Return the data exactly, with all pictures removed.

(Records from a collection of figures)
──────────────────────────────
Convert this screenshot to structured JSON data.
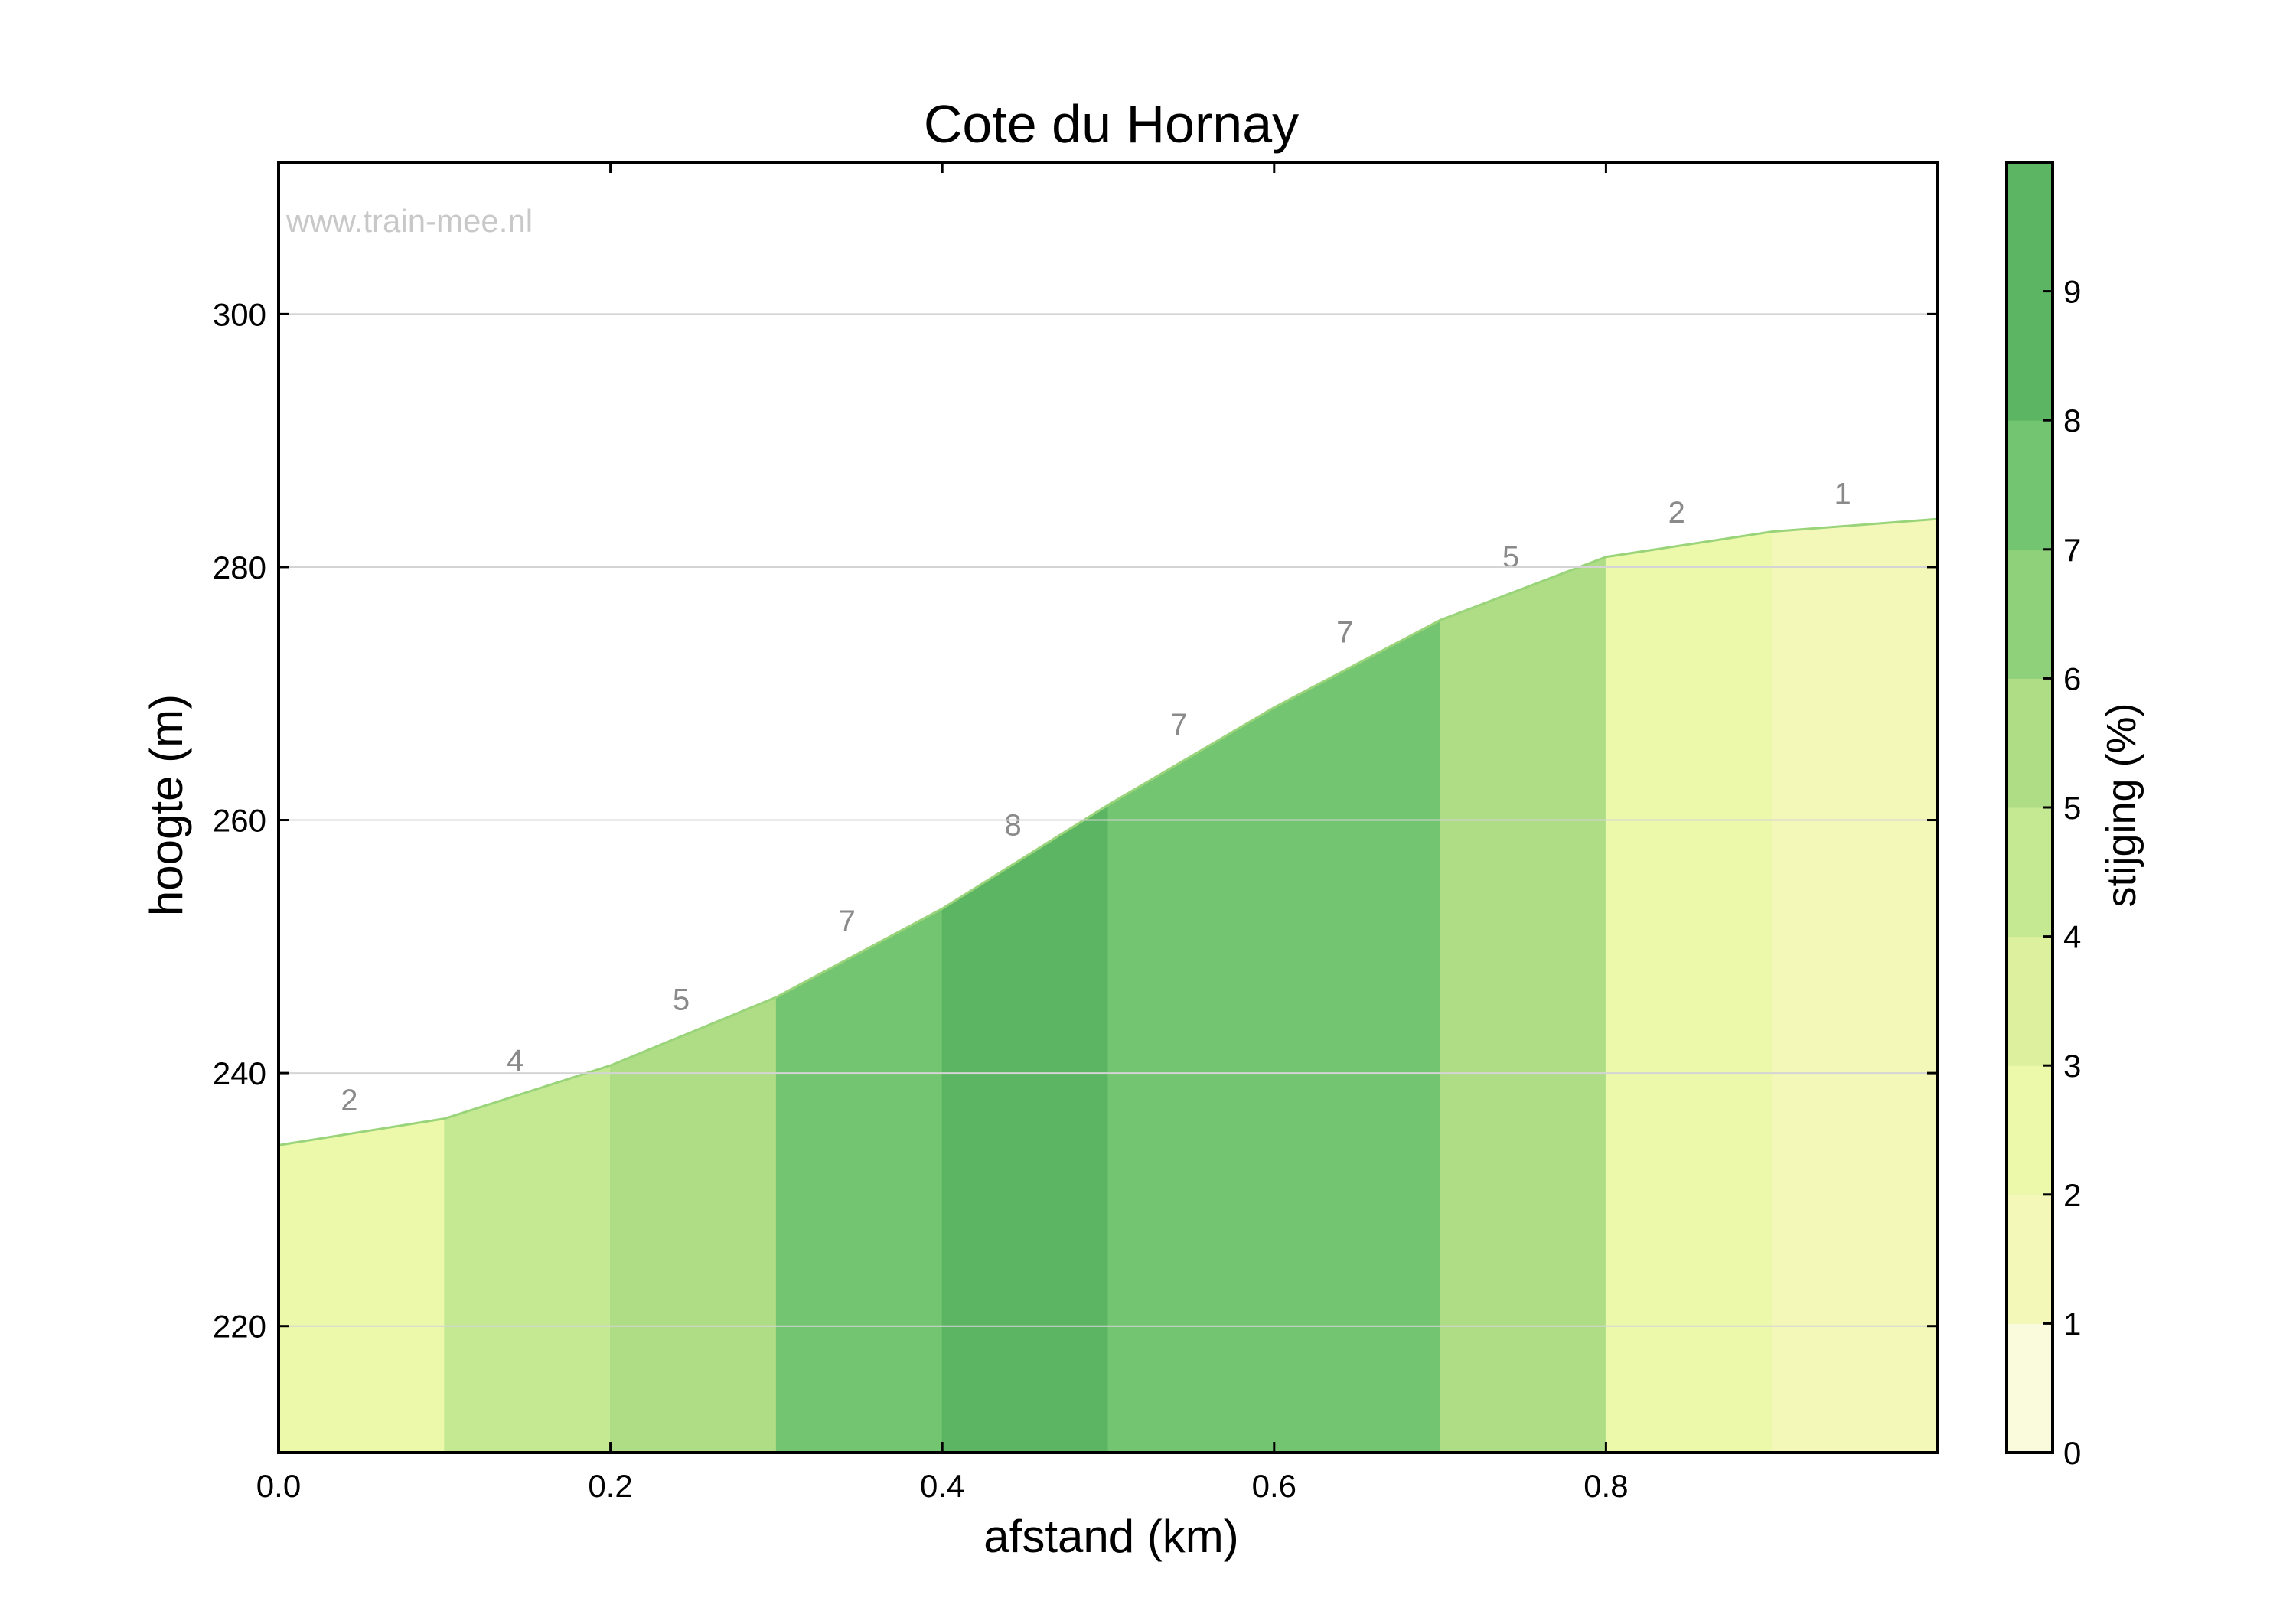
{
  "chart_data": {
    "type": "area",
    "title": "Cote du Hornay",
    "xlabel": "afstand (km)",
    "ylabel": "hoogte (m)",
    "watermark": "www.train-mee.nl",
    "xlim": [
      0,
      1.0
    ],
    "ylim": [
      210,
      312
    ],
    "xticks": [
      "0.0",
      "0.2",
      "0.4",
      "0.6",
      "0.8"
    ],
    "xtick_values": [
      0,
      0.2,
      0.4,
      0.6,
      0.8
    ],
    "yticks": [
      "220",
      "240",
      "260",
      "280",
      "300"
    ],
    "ytick_values": [
      220,
      240,
      260,
      280,
      300
    ],
    "grid": "horizontal",
    "profile": {
      "x": [
        0,
        0.1,
        0.2,
        0.3,
        0.4,
        0.5,
        0.6,
        0.7,
        0.8,
        0.9,
        1.0
      ],
      "elevation": [
        234.3,
        236.4,
        240.6,
        246.0,
        253.0,
        261.2,
        268.9,
        275.8,
        280.8,
        282.8,
        283.8
      ]
    },
    "segments": [
      {
        "x0": 0.0,
        "x1": 0.1,
        "gradient": 2,
        "label": "2"
      },
      {
        "x0": 0.1,
        "x1": 0.2,
        "gradient": 4,
        "label": "4"
      },
      {
        "x0": 0.2,
        "x1": 0.3,
        "gradient": 5,
        "label": "5"
      },
      {
        "x0": 0.3,
        "x1": 0.4,
        "gradient": 7,
        "label": "7"
      },
      {
        "x0": 0.4,
        "x1": 0.5,
        "gradient": 8,
        "label": "8"
      },
      {
        "x0": 0.5,
        "x1": 0.6,
        "gradient": 7,
        "label": "7"
      },
      {
        "x0": 0.6,
        "x1": 0.7,
        "gradient": 7,
        "label": "7"
      },
      {
        "x0": 0.7,
        "x1": 0.8,
        "gradient": 5,
        "label": "5"
      },
      {
        "x0": 0.8,
        "x1": 0.9,
        "gradient": 2,
        "label": "2"
      },
      {
        "x0": 0.9,
        "x1": 1.0,
        "gradient": 1,
        "label": "1"
      }
    ],
    "colorbar": {
      "label": "stijging (%)",
      "ticks": [
        "0",
        "1",
        "2",
        "3",
        "4",
        "5",
        "6",
        "7",
        "8",
        "9"
      ],
      "colors": [
        "#fafadc",
        "#f3f8b9",
        "#ecf8aa",
        "#dcf09e",
        "#c5e993",
        "#aedd86",
        "#8fd07b",
        "#74c571",
        "#5cb562",
        "#5cb562"
      ]
    },
    "label_color": "#8a8a8a",
    "outline_color": "#9ad47a"
  }
}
──────────────────────────────
SOLUTION TO THE EXERCISE ::
Convert this screenshot to structured JSON data.
{
  "chart_data": {
    "type": "area",
    "title": "Cote du Hornay",
    "xlabel": "afstand (km)",
    "ylabel": "hoogte (m)",
    "watermark": "www.train-mee.nl",
    "xlim": [
      0,
      1.0
    ],
    "ylim": [
      210,
      312
    ],
    "xticks": [
      "0.0",
      "0.2",
      "0.4",
      "0.6",
      "0.8"
    ],
    "xtick_values": [
      0,
      0.2,
      0.4,
      0.6,
      0.8
    ],
    "yticks": [
      "220",
      "240",
      "260",
      "280",
      "300"
    ],
    "ytick_values": [
      220,
      240,
      260,
      280,
      300
    ],
    "grid": "horizontal",
    "profile": {
      "x": [
        0,
        0.1,
        0.2,
        0.3,
        0.4,
        0.5,
        0.6,
        0.7,
        0.8,
        0.9,
        1.0
      ],
      "elevation": [
        234.3,
        236.4,
        240.6,
        246.0,
        253.0,
        261.2,
        268.9,
        275.8,
        280.8,
        282.8,
        283.8
      ]
    },
    "segments": [
      {
        "x0": 0.0,
        "x1": 0.1,
        "gradient": 2,
        "label": "2"
      },
      {
        "x0": 0.1,
        "x1": 0.2,
        "gradient": 4,
        "label": "4"
      },
      {
        "x0": 0.2,
        "x1": 0.3,
        "gradient": 5,
        "label": "5"
      },
      {
        "x0": 0.3,
        "x1": 0.4,
        "gradient": 7,
        "label": "7"
      },
      {
        "x0": 0.4,
        "x1": 0.5,
        "gradient": 8,
        "label": "8"
      },
      {
        "x0": 0.5,
        "x1": 0.6,
        "gradient": 7,
        "label": "7"
      },
      {
        "x0": 0.6,
        "x1": 0.7,
        "gradient": 7,
        "label": "7"
      },
      {
        "x0": 0.7,
        "x1": 0.8,
        "gradient": 5,
        "label": "5"
      },
      {
        "x0": 0.8,
        "x1": 0.9,
        "gradient": 2,
        "label": "2"
      },
      {
        "x0": 0.9,
        "x1": 1.0,
        "gradient": 1,
        "label": "1"
      }
    ],
    "colorbar": {
      "label": "stijging (%)",
      "ticks": [
        "0",
        "1",
        "2",
        "3",
        "4",
        "5",
        "6",
        "7",
        "8",
        "9"
      ],
      "colors": [
        "#fafadc",
        "#f3f8b9",
        "#ecf8aa",
        "#dcf09e",
        "#c5e993",
        "#aedd86",
        "#8fd07b",
        "#74c571",
        "#5cb562",
        "#5cb562"
      ]
    },
    "label_color": "#8a8a8a",
    "outline_color": "#9ad47a"
  }
}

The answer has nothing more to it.